SET TASK> Copy every line that mentions the word "между".

WORKING DATA>
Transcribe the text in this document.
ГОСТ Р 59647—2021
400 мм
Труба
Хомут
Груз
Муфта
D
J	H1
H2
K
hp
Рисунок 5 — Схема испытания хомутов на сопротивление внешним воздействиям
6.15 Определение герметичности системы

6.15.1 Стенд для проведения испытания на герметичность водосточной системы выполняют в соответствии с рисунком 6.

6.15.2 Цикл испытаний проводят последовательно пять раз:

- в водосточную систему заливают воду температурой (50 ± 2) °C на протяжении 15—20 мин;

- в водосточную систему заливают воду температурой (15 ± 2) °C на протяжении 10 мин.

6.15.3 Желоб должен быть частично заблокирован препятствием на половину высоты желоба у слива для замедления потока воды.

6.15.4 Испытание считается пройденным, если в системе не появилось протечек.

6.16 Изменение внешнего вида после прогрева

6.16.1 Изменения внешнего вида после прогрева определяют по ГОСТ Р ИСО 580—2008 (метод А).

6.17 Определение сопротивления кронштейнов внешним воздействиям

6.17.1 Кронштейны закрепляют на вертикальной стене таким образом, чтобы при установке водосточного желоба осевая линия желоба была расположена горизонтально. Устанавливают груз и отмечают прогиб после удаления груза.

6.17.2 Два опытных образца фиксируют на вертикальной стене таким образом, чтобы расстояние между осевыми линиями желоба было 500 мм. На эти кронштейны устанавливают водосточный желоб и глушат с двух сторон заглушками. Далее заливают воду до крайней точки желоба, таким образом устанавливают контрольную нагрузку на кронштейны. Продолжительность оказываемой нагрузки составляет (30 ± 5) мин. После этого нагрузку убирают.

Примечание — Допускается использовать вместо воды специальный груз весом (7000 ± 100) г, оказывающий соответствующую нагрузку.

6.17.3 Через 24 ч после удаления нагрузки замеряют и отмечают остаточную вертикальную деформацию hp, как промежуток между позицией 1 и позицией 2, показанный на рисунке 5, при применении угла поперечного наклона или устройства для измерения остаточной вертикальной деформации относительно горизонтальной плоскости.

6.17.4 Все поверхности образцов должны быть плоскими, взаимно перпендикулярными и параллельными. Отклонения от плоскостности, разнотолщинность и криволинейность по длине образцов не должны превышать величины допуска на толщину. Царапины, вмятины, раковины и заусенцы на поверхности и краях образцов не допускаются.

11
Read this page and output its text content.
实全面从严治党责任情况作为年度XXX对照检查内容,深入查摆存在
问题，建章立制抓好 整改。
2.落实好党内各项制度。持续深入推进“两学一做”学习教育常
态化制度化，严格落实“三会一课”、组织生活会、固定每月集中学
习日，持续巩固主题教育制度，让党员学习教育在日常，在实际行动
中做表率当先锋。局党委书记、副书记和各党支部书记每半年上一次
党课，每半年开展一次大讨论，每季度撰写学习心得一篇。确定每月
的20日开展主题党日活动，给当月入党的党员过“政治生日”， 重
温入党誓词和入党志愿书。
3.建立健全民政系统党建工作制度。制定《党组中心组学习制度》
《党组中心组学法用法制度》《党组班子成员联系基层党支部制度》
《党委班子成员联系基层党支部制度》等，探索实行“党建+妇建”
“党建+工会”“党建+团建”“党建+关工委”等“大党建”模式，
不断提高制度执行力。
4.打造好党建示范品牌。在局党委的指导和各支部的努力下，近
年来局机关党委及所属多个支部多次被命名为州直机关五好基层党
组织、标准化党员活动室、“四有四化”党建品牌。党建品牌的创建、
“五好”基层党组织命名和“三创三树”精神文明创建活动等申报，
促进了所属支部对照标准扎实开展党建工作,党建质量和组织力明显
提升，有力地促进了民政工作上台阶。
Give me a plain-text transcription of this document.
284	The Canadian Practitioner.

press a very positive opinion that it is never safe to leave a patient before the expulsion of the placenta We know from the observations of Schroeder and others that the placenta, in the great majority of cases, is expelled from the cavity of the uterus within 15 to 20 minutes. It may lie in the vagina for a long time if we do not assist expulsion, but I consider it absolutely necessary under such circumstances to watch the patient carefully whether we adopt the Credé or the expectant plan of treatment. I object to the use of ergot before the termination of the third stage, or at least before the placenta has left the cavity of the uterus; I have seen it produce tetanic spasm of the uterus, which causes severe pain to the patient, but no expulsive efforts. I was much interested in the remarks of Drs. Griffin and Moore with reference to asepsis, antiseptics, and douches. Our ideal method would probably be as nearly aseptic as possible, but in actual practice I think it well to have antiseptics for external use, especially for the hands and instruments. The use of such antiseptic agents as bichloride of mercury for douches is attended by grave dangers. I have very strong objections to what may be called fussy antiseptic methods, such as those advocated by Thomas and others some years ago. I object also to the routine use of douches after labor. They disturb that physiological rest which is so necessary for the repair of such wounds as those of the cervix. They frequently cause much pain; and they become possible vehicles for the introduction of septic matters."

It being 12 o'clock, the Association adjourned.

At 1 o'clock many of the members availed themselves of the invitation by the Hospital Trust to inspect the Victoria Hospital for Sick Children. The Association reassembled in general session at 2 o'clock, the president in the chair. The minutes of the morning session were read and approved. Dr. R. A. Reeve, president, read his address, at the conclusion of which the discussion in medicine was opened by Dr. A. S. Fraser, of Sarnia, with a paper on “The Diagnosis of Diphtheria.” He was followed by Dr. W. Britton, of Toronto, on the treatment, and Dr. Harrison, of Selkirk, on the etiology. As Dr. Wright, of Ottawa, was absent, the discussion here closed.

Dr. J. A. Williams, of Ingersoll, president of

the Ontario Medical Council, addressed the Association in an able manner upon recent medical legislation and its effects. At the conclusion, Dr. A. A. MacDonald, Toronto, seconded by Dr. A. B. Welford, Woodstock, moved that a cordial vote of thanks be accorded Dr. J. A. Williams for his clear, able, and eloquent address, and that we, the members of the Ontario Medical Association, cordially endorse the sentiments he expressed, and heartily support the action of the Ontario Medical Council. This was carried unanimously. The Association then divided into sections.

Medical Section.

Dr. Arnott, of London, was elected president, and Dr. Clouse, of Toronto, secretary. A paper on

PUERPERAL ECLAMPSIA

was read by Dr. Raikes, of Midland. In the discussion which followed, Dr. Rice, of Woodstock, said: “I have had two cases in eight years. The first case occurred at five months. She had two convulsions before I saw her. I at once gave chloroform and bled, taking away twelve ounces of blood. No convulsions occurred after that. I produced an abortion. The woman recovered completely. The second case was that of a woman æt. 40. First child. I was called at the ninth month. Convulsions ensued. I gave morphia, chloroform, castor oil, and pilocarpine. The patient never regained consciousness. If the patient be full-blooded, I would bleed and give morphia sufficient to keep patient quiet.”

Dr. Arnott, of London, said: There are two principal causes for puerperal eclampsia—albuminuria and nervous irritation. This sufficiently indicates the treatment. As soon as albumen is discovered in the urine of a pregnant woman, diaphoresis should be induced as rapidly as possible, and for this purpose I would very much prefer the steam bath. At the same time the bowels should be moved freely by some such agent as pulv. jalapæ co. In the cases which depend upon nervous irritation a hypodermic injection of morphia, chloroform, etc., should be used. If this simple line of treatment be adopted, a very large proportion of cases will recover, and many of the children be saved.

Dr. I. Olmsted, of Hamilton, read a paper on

FINAL RESULT>
6.17.2 Два опытных образца фиксируют на вертикальной стене таким образом, чтобы расстояние между осевыми линиями желоба было 500 мм. На эти кронштейны устанавливают водосточный желоб и глушат с двух сторон заглушками. Далее заливают воду до крайней точки желоба, таким образом устанавливают контрольную нагрузку на кронштейны. Продолжительность оказываемой нагрузки составляет (30 ± 5) мин. После этого нагрузку убирают.
6.17.3 Через 24 ч после удаления нагрузки замеряют и отмечают остаточную вертикальную деформацию hp, как промежуток между позицией 1 и позицией 2, показанный на рисунке 5, при применении угла поперечного наклона или устройства для измерения остаточной вертикальной деформации относительно горизонтальной плоскости.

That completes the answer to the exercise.